Chart and figure data:

>>>>>

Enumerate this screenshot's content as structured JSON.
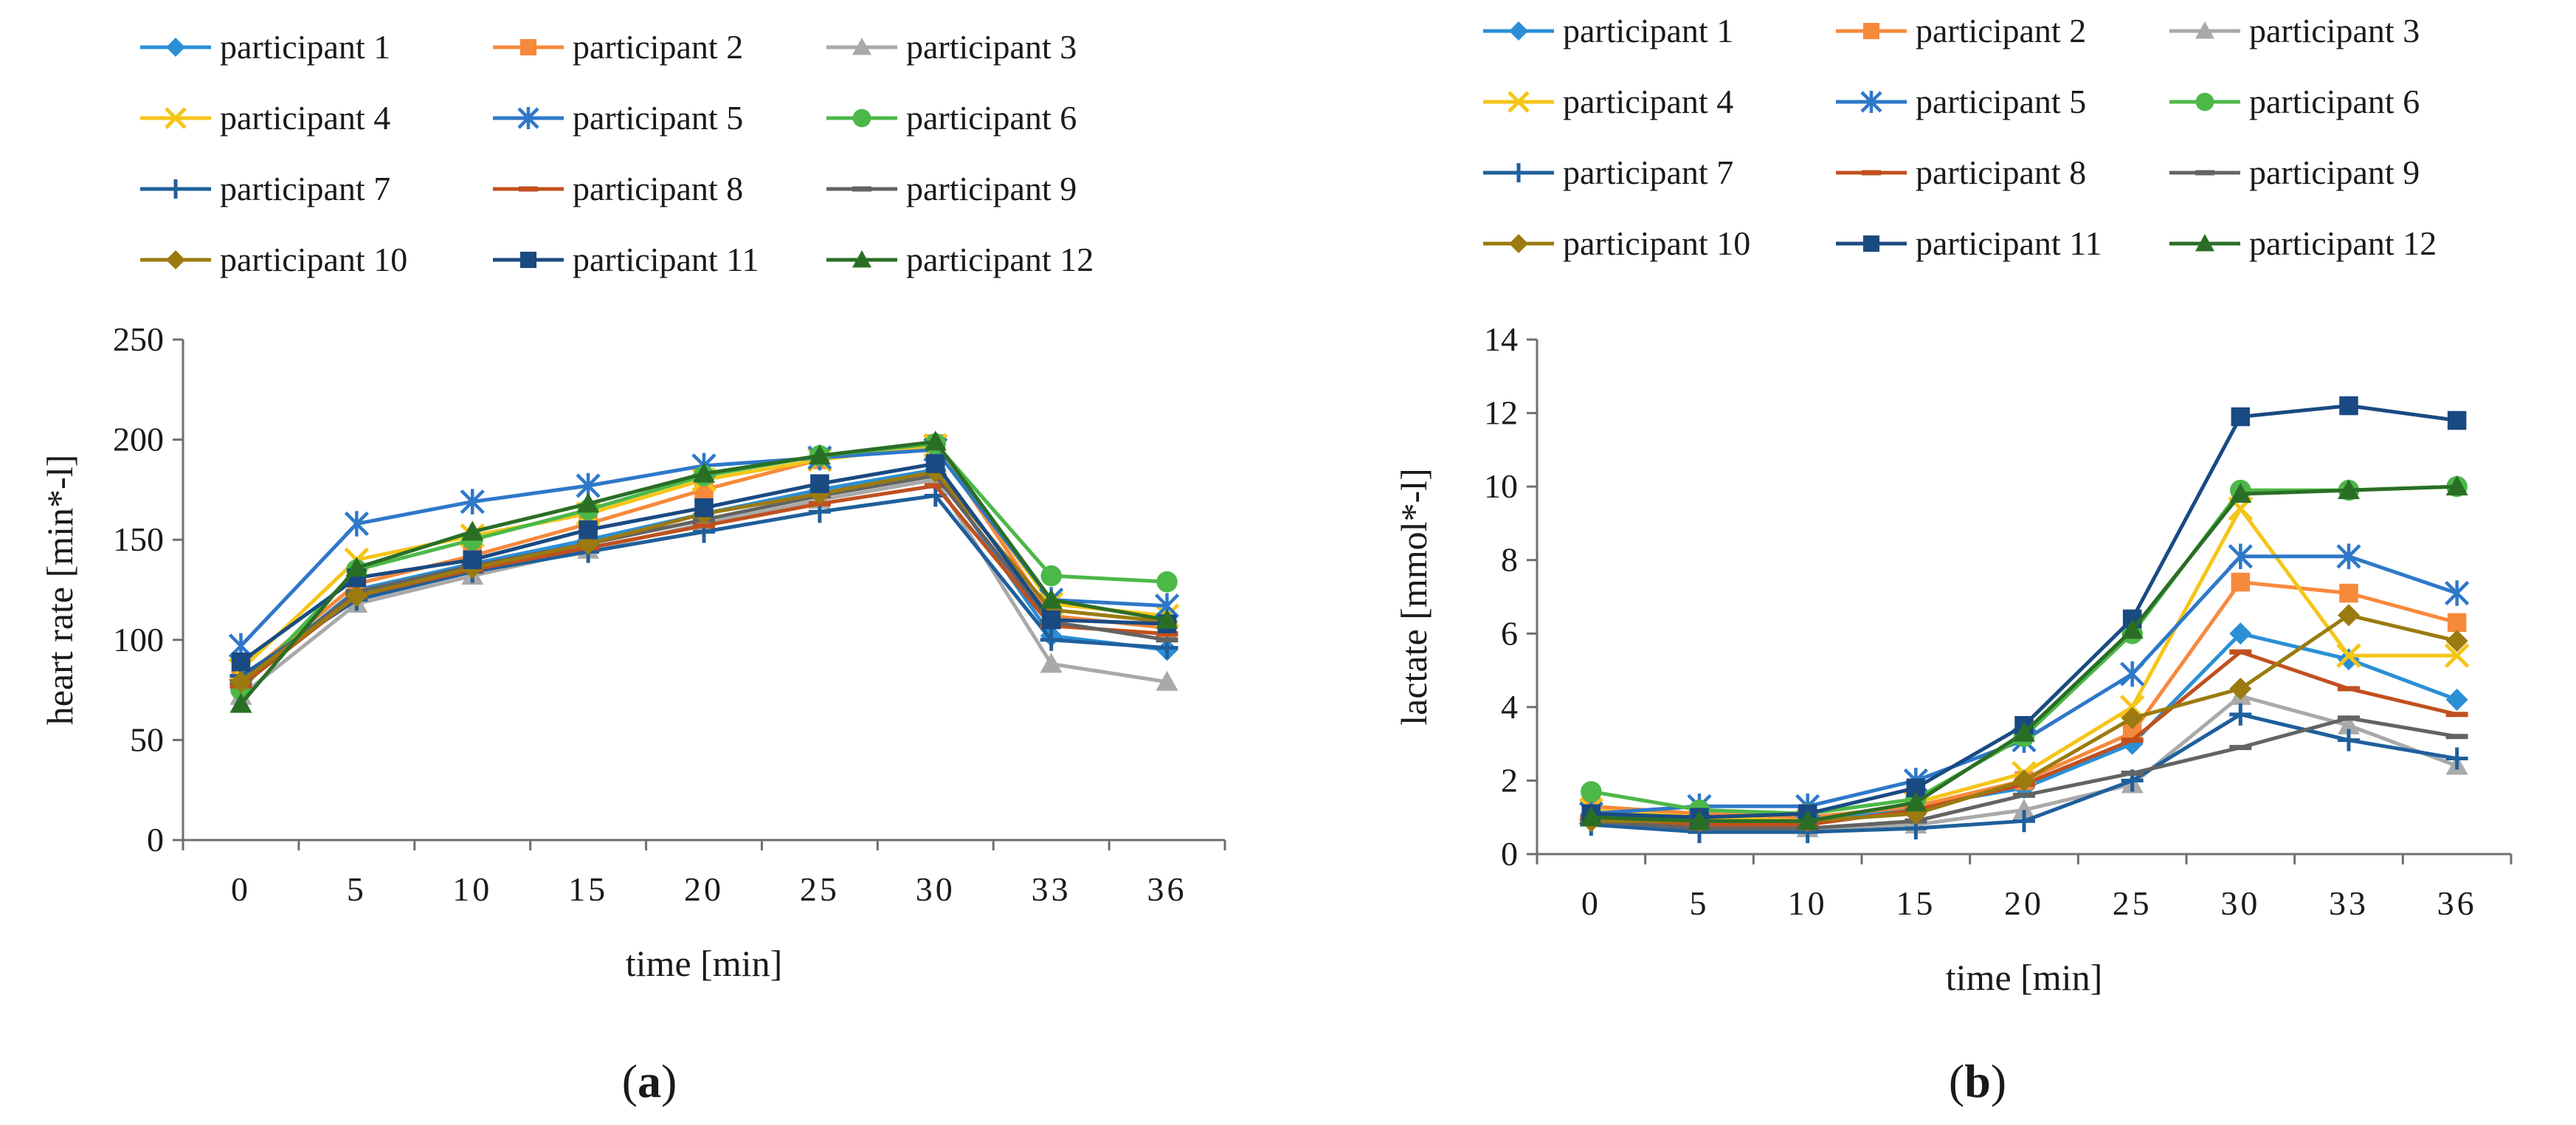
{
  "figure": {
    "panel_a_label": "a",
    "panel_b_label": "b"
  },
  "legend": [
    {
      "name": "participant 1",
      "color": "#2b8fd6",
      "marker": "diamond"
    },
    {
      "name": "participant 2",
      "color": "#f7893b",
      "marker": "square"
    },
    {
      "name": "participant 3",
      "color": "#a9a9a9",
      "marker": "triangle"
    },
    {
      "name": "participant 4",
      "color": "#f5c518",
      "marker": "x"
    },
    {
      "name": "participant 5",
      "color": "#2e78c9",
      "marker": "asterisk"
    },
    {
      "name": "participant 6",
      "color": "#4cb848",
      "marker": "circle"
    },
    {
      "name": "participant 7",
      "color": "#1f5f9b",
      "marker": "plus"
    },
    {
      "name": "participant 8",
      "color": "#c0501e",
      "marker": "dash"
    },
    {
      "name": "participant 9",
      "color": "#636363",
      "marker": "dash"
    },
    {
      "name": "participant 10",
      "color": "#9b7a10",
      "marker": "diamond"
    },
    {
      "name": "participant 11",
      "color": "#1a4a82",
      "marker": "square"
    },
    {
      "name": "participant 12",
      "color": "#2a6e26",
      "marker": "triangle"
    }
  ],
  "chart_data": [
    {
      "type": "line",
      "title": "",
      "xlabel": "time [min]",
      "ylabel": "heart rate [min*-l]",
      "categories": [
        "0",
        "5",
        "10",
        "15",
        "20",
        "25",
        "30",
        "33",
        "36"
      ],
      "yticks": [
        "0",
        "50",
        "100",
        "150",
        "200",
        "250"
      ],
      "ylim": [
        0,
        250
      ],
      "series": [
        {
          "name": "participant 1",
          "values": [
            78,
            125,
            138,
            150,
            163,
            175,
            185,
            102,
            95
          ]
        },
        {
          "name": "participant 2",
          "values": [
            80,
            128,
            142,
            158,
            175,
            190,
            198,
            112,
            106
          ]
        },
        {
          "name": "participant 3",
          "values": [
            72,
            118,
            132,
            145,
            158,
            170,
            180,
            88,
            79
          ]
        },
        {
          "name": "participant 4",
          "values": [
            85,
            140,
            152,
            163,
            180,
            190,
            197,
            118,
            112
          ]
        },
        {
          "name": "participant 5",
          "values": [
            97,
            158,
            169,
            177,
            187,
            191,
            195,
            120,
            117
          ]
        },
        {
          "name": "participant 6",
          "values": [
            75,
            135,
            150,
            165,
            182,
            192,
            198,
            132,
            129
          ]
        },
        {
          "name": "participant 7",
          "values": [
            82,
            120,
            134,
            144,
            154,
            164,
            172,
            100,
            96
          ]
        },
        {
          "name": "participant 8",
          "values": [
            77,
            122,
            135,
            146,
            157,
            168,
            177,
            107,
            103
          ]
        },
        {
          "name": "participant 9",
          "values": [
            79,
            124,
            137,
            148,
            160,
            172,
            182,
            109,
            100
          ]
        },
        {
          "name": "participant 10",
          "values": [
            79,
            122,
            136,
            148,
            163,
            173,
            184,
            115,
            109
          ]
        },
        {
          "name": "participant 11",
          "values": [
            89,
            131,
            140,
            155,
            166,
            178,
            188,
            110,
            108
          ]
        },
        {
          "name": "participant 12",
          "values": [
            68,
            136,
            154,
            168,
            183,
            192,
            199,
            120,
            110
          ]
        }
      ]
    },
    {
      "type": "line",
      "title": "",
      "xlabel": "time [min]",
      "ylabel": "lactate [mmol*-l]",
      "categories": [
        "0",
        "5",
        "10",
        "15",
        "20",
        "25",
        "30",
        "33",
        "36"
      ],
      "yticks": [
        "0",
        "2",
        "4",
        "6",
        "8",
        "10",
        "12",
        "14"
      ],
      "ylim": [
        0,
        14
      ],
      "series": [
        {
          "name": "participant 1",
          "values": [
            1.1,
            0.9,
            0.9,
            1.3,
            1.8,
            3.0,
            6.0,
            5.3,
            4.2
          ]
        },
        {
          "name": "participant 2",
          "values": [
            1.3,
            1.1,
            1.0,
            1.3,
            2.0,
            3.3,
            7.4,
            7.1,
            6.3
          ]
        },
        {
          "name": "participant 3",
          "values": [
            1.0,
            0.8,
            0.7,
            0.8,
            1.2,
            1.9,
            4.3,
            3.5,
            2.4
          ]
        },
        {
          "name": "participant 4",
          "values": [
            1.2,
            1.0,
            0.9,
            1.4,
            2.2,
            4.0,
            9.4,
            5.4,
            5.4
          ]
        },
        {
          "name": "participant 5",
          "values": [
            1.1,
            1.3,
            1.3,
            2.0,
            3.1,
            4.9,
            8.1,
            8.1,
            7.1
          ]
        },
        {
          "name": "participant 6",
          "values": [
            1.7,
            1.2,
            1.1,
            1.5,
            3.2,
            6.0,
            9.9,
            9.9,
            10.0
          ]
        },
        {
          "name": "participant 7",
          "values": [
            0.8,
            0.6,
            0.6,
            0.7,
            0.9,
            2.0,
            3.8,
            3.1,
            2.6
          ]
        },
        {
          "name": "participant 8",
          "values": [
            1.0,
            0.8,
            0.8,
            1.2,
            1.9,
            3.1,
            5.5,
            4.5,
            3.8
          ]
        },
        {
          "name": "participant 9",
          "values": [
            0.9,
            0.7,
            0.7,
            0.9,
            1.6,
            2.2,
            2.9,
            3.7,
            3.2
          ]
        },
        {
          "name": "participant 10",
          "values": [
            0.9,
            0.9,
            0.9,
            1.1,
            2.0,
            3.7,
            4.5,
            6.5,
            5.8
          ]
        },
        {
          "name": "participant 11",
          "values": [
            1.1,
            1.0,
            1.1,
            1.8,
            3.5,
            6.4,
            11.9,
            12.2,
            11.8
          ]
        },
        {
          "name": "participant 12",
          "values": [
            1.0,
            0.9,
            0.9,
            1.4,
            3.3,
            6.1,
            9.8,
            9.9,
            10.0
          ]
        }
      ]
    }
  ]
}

<<<<<
>>>>>

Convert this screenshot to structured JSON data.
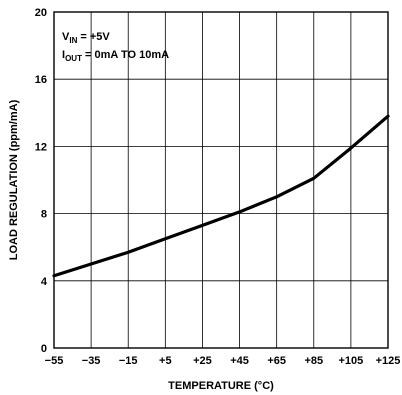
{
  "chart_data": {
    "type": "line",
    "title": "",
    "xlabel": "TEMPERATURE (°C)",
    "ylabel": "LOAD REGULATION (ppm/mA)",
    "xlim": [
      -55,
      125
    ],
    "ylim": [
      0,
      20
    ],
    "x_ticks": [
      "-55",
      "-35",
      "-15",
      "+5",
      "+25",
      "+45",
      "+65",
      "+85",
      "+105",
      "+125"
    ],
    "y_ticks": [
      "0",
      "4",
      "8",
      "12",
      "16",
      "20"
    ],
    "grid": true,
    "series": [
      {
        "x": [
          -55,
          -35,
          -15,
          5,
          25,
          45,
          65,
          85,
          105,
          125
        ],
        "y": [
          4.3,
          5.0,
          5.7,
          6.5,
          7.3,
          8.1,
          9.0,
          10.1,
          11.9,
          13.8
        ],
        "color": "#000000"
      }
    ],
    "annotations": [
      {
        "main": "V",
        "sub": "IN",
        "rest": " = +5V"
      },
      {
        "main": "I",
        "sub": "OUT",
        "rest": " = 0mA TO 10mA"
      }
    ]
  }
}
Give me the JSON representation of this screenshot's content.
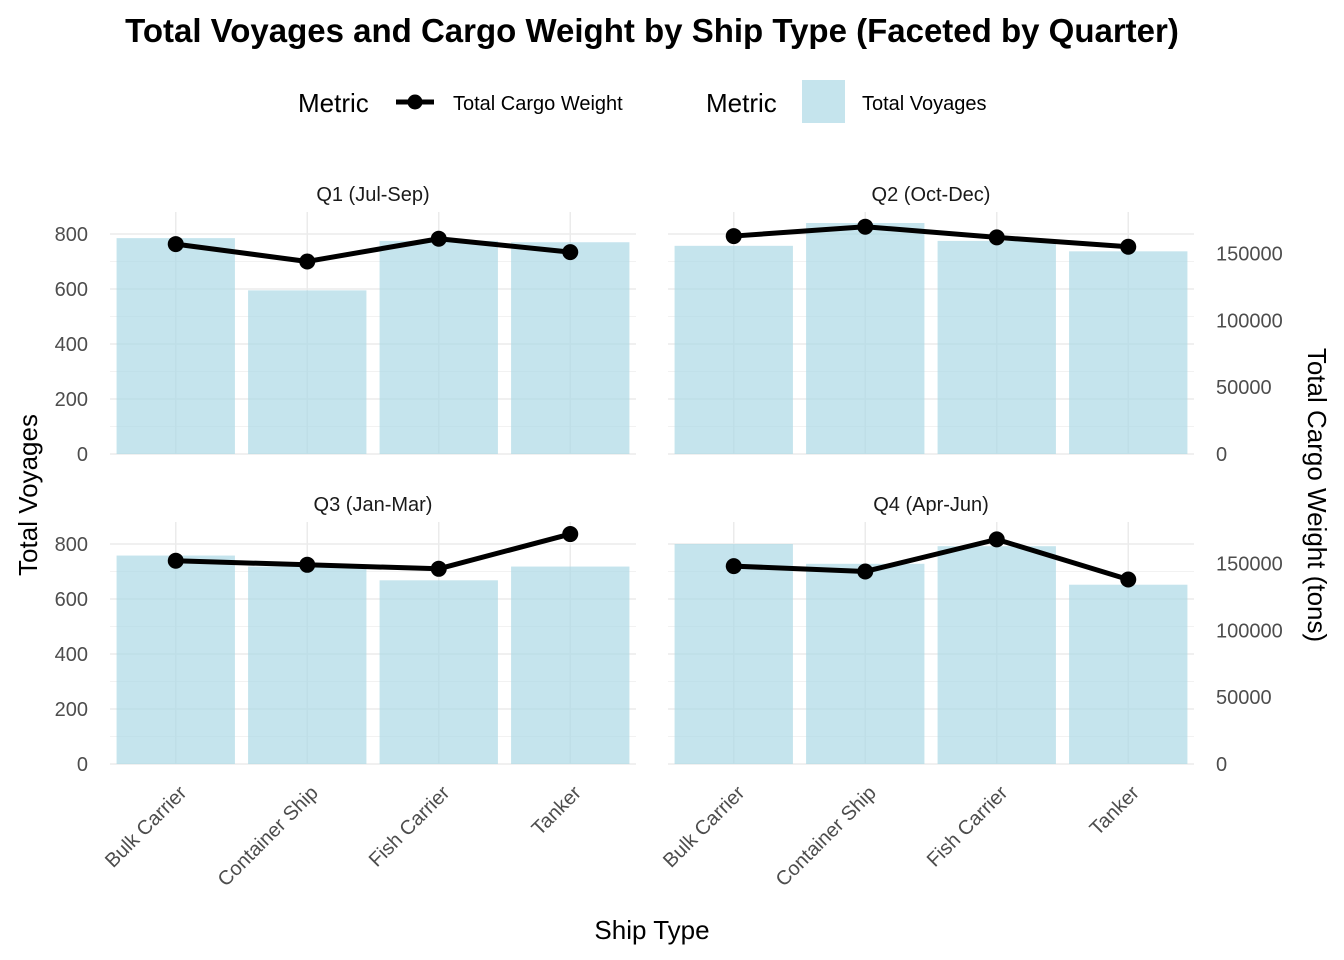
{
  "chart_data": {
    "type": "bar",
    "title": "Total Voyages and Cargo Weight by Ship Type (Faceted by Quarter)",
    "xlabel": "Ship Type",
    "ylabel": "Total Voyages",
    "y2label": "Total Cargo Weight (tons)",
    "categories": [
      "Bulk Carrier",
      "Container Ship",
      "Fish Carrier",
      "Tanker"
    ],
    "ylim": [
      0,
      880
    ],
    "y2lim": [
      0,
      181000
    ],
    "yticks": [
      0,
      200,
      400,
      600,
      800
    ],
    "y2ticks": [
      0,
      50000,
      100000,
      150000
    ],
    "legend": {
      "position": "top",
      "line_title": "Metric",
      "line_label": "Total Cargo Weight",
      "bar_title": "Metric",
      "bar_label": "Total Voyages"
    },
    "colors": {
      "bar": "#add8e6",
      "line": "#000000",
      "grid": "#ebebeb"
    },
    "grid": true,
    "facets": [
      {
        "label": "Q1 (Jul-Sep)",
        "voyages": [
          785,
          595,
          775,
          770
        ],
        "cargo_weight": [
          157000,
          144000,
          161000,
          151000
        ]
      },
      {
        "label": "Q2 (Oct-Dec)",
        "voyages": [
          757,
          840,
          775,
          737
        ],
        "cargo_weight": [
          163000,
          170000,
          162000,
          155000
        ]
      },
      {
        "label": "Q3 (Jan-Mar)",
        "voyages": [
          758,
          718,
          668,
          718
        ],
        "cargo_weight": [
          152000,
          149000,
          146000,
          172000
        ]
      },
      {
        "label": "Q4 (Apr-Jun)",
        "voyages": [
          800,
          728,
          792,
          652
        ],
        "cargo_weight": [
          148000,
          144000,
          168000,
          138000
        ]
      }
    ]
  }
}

<<<<<

Every line in the data that holds "xlabel" should be copied out.

      "xlabel": "time [min]",
      "xlabel": "time [min]",
    "xlabel": "TEMPERATURE (°C)",
    "xlabel": "Ship Type",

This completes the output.